If You're Looking For Something To Watch On TV Tonight, You May Want To Check Out The World Series
No, not the poker one—the World Series of baseball.
On Thursday afternoon, the Los Angeles Times wrote that the lopsided Giants victory caused the low ratings for game one of the World Series. "It didn't help matters that this game was over before it really started," they explained. "That gave viewers an excuse to go channel surfing." It was an optimistic theory, as it turns out.
Thursday's game two—which saw both starting pitchers dealing and tension until the end—brought in only another hundred thousand viewers, bumping the number up to 12.3 million from 12.2, and putting the average for the first two games, rounding up, at 12.3 million. The second game went up against Thursday Night Football, but the Bucs-Vikings match-up was on the NFL Network—which many homes still don't get—and itself lost viewers to the World Series, as TNF ended up with a couple million fewer viewers than usual (7.1 to 5.2). Moreover, if ever there was a game that encouraged channel surfing, it was that one, a laugher less than two minutes into the third quarter.
12.3 million viewers isn't an outlandishly bad number—in 2008, the Rays-Phillies series brought in an average of 13.6 million viewers over its five games (per Wikipedia), but that average was dragged down by a third game which drew only 9.8 million viewers after a 91-minute rain delay. No rain delays in San Francisco during the first two—just a lot of baseball going unwatched by a lot of people. While elimination games usually draw better ratings than the less freighted contests early in the series, it'll take some drama for Giants-Tigers to avoid being the least watched World Series since they started keeping track of the numbers in 1984.

## Tasks to carry out
(a) In the World Series ratings article, what did the Los Angeles Times blame for the low ratings of game one?
(b) Carry on the World Series ratings article from its last sentence.
Nothing in the entries is needed.

## Data excerpts
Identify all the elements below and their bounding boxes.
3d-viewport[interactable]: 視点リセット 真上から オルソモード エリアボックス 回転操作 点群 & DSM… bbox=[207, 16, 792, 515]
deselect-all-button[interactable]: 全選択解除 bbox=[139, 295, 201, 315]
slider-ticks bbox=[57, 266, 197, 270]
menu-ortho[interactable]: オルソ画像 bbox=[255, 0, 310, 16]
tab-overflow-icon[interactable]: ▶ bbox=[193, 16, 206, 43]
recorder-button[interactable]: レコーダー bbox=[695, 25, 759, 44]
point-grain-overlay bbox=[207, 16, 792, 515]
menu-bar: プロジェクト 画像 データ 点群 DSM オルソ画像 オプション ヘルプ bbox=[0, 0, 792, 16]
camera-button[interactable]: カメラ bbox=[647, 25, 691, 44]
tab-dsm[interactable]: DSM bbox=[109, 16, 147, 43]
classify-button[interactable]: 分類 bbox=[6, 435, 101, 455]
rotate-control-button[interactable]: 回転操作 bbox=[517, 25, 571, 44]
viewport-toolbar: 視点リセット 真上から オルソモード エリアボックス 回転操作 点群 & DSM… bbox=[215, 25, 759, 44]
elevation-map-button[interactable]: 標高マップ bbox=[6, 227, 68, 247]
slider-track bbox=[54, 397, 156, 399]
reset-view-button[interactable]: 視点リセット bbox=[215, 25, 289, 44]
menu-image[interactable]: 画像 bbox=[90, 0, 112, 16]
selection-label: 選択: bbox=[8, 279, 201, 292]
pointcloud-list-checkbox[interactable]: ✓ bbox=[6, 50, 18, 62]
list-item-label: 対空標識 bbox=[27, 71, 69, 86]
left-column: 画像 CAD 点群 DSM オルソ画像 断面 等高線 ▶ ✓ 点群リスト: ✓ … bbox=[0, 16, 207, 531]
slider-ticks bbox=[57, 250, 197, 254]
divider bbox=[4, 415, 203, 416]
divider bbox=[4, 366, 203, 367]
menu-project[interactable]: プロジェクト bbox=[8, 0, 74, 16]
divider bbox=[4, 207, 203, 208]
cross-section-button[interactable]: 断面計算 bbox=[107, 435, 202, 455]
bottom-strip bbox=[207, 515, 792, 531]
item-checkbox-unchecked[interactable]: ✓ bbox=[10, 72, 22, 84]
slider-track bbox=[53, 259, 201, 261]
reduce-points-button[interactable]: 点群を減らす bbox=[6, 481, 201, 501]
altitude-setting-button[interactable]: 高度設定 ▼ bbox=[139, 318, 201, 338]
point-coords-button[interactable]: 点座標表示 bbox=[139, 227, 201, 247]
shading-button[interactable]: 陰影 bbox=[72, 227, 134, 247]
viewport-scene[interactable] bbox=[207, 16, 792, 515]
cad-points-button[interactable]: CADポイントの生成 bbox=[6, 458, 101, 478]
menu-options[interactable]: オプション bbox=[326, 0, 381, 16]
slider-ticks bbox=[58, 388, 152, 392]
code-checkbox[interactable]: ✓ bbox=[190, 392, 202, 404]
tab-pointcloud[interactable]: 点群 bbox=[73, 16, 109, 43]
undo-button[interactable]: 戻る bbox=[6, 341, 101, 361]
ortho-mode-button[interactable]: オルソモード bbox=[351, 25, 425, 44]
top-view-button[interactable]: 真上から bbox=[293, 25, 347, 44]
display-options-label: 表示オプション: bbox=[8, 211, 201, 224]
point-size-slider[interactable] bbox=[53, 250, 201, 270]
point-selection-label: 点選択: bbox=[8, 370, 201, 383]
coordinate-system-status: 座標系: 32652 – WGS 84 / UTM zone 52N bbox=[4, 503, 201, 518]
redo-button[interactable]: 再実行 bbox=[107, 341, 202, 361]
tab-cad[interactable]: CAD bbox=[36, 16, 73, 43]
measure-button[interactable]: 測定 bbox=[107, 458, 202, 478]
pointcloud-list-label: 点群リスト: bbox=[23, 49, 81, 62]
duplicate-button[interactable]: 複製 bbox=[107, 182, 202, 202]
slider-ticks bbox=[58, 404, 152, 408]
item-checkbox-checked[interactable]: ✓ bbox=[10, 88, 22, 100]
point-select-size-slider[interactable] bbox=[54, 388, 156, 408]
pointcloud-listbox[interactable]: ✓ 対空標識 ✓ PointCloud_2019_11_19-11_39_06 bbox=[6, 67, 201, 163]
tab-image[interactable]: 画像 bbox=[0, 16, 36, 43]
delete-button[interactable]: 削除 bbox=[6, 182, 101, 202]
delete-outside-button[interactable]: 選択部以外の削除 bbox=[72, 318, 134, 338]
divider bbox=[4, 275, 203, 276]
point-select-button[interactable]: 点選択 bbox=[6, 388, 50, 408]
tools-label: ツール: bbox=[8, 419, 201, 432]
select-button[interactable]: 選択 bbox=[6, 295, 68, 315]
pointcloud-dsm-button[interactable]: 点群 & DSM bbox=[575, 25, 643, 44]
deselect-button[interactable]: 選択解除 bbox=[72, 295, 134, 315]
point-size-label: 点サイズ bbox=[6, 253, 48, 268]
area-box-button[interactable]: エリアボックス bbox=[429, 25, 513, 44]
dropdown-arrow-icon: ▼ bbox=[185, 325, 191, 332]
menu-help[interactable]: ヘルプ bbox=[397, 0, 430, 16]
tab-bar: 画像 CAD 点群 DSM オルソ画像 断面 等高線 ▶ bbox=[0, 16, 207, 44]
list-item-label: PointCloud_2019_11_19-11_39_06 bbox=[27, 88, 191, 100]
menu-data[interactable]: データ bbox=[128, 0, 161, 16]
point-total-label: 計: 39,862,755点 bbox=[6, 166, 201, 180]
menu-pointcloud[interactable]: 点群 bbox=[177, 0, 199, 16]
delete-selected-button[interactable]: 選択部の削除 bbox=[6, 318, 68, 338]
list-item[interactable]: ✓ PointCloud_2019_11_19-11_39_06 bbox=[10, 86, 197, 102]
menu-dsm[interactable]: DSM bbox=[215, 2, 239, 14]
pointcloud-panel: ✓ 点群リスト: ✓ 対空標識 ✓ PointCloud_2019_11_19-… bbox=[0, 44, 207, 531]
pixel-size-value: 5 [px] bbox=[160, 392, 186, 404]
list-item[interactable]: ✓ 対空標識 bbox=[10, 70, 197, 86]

## Responses by task
(a) The lopsided Giants victory.

(b)
Generations claim some sports and discard others: though football is frequently compared with boxing, in that safety concerns and squeamishness about the sports' brutality may one day hurt its commercial viability, it's baseball—family-friendly though it may be—that undermines its extravagant TV deals by drawing fewer eyeballs with each passing year. Those TV deals are still getting signed—with a truly mystifying number of zeros on the end—but they'll dry up after 2021. The median age of a typical World Series viewer is 52.5. If ratings keep falling, and the median age of the typical baseball viewer keeps rising—neither of which are guaranteed, but both of which would align with established trends—does the FOX-TBS-ESPN cabal renew their baseball broadcasting contract? Sure, in 10 years we'll probably be getting baseball zapped directly into our FaceSpace-brand DigiBrainz, and micro-targeting will probably devalue total viewership numbers. But in the meantime, there are some network executives wondering if they made a bad bet on the national pastime.